Exercise directions: Return each entry exactly, omitting nothing.

[start]

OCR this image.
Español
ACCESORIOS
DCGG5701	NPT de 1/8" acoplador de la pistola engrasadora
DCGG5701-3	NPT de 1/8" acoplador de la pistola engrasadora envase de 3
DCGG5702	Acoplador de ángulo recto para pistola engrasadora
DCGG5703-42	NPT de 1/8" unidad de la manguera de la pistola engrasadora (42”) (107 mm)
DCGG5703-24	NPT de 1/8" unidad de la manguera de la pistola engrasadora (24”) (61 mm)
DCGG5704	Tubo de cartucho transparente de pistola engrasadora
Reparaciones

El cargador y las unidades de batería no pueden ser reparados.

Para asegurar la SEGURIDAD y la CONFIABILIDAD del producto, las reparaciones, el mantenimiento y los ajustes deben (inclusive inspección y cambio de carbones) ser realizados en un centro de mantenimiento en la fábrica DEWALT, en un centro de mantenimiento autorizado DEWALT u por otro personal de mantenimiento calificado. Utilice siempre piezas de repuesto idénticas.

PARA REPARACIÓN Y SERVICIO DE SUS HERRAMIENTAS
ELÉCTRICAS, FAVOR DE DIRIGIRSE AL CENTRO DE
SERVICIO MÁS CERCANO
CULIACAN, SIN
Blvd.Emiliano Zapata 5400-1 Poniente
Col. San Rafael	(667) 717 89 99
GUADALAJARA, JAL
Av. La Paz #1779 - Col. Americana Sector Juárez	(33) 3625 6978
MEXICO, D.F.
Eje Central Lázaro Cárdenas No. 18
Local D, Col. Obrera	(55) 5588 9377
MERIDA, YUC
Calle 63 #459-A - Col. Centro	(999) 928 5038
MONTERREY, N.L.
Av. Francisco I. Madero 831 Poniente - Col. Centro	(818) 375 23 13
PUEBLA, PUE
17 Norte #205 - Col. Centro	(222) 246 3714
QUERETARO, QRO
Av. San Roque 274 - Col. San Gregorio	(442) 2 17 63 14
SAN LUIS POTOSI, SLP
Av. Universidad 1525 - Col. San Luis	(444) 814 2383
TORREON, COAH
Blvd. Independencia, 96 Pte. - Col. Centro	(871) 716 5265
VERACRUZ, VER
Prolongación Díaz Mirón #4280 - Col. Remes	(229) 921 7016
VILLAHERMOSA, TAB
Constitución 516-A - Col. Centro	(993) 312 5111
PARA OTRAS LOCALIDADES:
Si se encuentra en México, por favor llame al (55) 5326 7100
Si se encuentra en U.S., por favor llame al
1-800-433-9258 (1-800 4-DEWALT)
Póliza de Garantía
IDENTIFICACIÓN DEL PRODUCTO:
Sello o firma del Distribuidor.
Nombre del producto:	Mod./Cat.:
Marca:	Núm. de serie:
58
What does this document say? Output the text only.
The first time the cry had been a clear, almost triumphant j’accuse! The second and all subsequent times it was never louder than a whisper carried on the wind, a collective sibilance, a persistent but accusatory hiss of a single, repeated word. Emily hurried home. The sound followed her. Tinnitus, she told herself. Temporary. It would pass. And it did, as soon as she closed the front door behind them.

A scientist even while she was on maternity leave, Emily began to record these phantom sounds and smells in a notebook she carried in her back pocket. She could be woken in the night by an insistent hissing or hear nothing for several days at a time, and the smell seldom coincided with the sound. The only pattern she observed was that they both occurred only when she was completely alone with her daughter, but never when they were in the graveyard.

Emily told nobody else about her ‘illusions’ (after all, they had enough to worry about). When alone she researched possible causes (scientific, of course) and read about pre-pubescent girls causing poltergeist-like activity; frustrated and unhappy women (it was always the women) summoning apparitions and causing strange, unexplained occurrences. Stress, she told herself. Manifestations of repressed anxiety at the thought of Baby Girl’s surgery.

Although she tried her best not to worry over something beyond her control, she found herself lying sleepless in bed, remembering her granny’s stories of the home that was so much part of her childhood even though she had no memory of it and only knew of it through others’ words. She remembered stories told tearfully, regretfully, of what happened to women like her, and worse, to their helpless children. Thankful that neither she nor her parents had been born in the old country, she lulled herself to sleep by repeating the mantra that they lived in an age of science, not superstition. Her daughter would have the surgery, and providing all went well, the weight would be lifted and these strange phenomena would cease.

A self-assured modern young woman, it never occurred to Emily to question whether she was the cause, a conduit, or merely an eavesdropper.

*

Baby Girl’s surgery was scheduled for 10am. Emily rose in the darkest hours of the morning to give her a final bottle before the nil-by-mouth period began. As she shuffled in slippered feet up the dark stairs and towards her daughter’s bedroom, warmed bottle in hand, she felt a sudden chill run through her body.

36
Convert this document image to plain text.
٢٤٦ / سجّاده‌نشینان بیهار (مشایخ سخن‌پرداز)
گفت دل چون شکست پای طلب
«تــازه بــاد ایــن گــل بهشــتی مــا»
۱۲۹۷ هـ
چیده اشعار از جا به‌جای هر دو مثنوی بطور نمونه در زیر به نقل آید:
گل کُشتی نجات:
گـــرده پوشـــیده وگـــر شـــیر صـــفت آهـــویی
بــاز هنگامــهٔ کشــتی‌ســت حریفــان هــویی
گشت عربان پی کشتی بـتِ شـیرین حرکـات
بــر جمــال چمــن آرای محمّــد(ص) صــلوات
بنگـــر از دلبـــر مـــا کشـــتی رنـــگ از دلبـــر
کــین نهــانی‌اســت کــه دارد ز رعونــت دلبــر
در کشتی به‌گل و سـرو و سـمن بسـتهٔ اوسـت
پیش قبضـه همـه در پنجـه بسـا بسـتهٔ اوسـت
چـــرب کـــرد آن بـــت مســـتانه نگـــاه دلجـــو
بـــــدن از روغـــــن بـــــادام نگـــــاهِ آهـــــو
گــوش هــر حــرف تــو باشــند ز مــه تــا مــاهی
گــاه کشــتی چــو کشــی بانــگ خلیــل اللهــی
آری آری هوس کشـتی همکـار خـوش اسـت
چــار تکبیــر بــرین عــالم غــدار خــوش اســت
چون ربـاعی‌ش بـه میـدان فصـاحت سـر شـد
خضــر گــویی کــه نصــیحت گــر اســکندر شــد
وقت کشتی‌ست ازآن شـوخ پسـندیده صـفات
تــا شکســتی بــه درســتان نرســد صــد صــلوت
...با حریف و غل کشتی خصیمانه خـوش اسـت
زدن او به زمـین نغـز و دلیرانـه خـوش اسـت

[end]

Completed exercise:
OCR this image.
Español
ACCESORIOS
DCGG5701	NPT de 1/8" acoplador de la pistola engrasadora
DCGG5701-3	NPT de 1/8" acoplador de la pistola engrasadora envase de 3
DCGG5702	Acoplador de ángulo recto para pistola engrasadora
DCGG5703-42	NPT de 1/8" unidad de la manguera de la pistola engrasadora (42”) (107 mm)
DCGG5703-24	NPT de 1/8" unidad de la manguera de la pistola engrasadora (24”) (61 mm)
DCGG5704	Tubo de cartucho transparente de pistola engrasadora
Reparaciones

El cargador y las unidades de batería no pueden ser reparados.

Para asegurar la SEGURIDAD y la CONFIABILIDAD del producto, las reparaciones, el mantenimiento y los ajustes deben (inclusive inspección y cambio de carbones) ser realizados en un centro de mantenimiento en la fábrica DEWALT, en un centro de mantenimiento autorizado DEWALT u por otro personal de mantenimiento calificado. Utilice siempre piezas de repuesto idénticas.

PARA REPARACIÓN Y SERVICIO DE SUS HERRAMIENTAS
ELÉCTRICAS, FAVOR DE DIRIGIRSE AL CENTRO DE
SERVICIO MÁS CERCANO
CULIACAN, SIN
Blvd.Emiliano Zapata 5400-1 Poniente
Col. San Rafael	(667) 717 89 99
GUADALAJARA, JAL
Av. La Paz #1779 - Col. Americana Sector Juárez	(33) 3625 6978
MEXICO, D.F.
Eje Central Lázaro Cárdenas No. 18
Local D, Col. Obrera	(55) 5588 9377
MERIDA, YUC
Calle 63 #459-A - Col. Centro	(999) 928 5038
MONTERREY, N.L.
Av. Francisco I. Madero 831 Poniente - Col. Centro	(818) 375 23 13
PUEBLA, PUE
17 Norte #205 - Col. Centro	(222) 246 3714
QUERETARO, QRO
Av. San Roque 274 - Col. San Gregorio	(442) 2 17 63 14
SAN LUIS POTOSI, SLP
Av. Universidad 1525 - Col. San Luis	(444) 814 2383
TORREON, COAH
Blvd. Independencia, 96 Pte. - Col. Centro	(871) 716 5265
VERACRUZ, VER
Prolongación Díaz Mirón #4280 - Col. Remes	(229) 921 7016
VILLAHERMOSA, TAB
Constitución 516-A - Col. Centro	(993) 312 5111
PARA OTRAS LOCALIDADES:
Si se encuentra en México, por favor llame al (55) 5326 7100
Si se encuentra en U.S., por favor llame al
1-800-433-9258 (1-800 4-DEWALT)
Póliza de Garantía
IDENTIFICACIÓN DEL PRODUCTO:
Sello o firma del Distribuidor.
Nombre del producto:	Mod./Cat.:
Marca:	Núm. de serie:
58
What does this document say? Output the text only.
The first time the cry had been a clear, almost triumphant j’accuse! The second and all subsequent times it was never louder than a whisper carried on the wind, a collective sibilance, a persistent but accusatory hiss of a single, repeated word. Emily hurried home. The sound followed her. Tinnitus, she told herself. Temporary. It would pass. And it did, as soon as she closed the front door behind them.

A scientist even while she was on maternity leave, Emily began to record these phantom sounds and smells in a notebook she carried in her back pocket. She could be woken in the night by an insistent hissing or hear nothing for several days at a time, and the smell seldom coincided with the sound. The only pattern she observed was that they both occurred only when she was completely alone with her daughter, but never when they were in the graveyard.

Emily told nobody else about her ‘illusions’ (after all, they had enough to worry about). When alone she researched possible causes (scientific, of course) and read about pre-pubescent girls causing poltergeist-like activity; frustrated and unhappy women (it was always the women) summoning apparitions and causing strange, unexplained occurrences. Stress, she told herself. Manifestations of repressed anxiety at the thought of Baby Girl’s surgery.

Although she tried her best not to worry over something beyond her control, she found herself lying sleepless in bed, remembering her granny’s stories of the home that was so much part of her childhood even though she had no memory of it and only knew of it through others’ words. She remembered stories told tearfully, regretfully, of what happened to women like her, and worse, to their helpless children. Thankful that neither she nor her parents had been born in the old country, she lulled herself to sleep by repeating the mantra that they lived in an age of science, not superstition. Her daughter would have the surgery, and providing all went well, the weight would be lifted and these strange phenomena would cease.

A self-assured modern young woman, it never occurred to Emily to question whether she was the cause, a conduit, or merely an eavesdropper.

*

Baby Girl’s surgery was scheduled for 10am. Emily rose in the darkest hours of the morning to give her a final bottle before the nil-by-mouth period began. As she shuffled in slippered feet up the dark stairs and towards her daughter’s bedroom, warmed bottle in hand, she felt a sudden chill run through her body.

36
Convert this document image to plain text.
٢٤٦ / سجّاده‌نشینان بیهار (مشایخ سخن‌پرداز)
گفت دل چون شکست پای طلب
«تــازه بــاد ایــن گــل بهشــتی مــا»
۱۲۹۷ هـ
چیده اشعار از جا به‌جای هر دو مثنوی بطور نمونه در زیر به نقل آید:
گل کُشتی نجات:
گـــرده پوشـــیده وگـــر شـــیر صـــفت آهـــویی
بــاز هنگامــهٔ کشــتی‌ســت حریفــان هــویی
گشت عربان پی کشتی بـتِ شـیرین حرکـات
بــر جمــال چمــن آرای محمّــد(ص) صــلوات
بنگـــر از دلبـــر مـــا کشـــتی رنـــگ از دلبـــر
کــین نهــانی‌اســت کــه دارد ز رعونــت دلبــر
در کشتی به‌گل و سـرو و سـمن بسـتهٔ اوسـت
پیش قبضـه همـه در پنجـه بسـا بسـتهٔ اوسـت
چـــرب کـــرد آن بـــت مســـتانه نگـــاه دلجـــو
بـــــدن از روغـــــن بـــــادام نگـــــاهِ آهـــــو
گــوش هــر حــرف تــو باشــند ز مــه تــا مــاهی
گــاه کشــتی چــو کشــی بانــگ خلیــل اللهــی
آری آری هوس کشـتی همکـار خـوش اسـت
چــار تکبیــر بــرین عــالم غــدار خــوش اســت
چون ربـاعی‌ش بـه میـدان فصـاحت سـر شـد
خضــر گــویی کــه نصــیحت گــر اســکندر شــد
وقت کشتی‌ست ازآن شـوخ پسـندیده صـفات
تــا شکســتی بــه درســتان نرســد صــد صــلوت
...با حریف و غل کشتی خصیمانه خـوش اسـت
زدن او به زمـین نغـز و دلیرانـه خـوش اسـت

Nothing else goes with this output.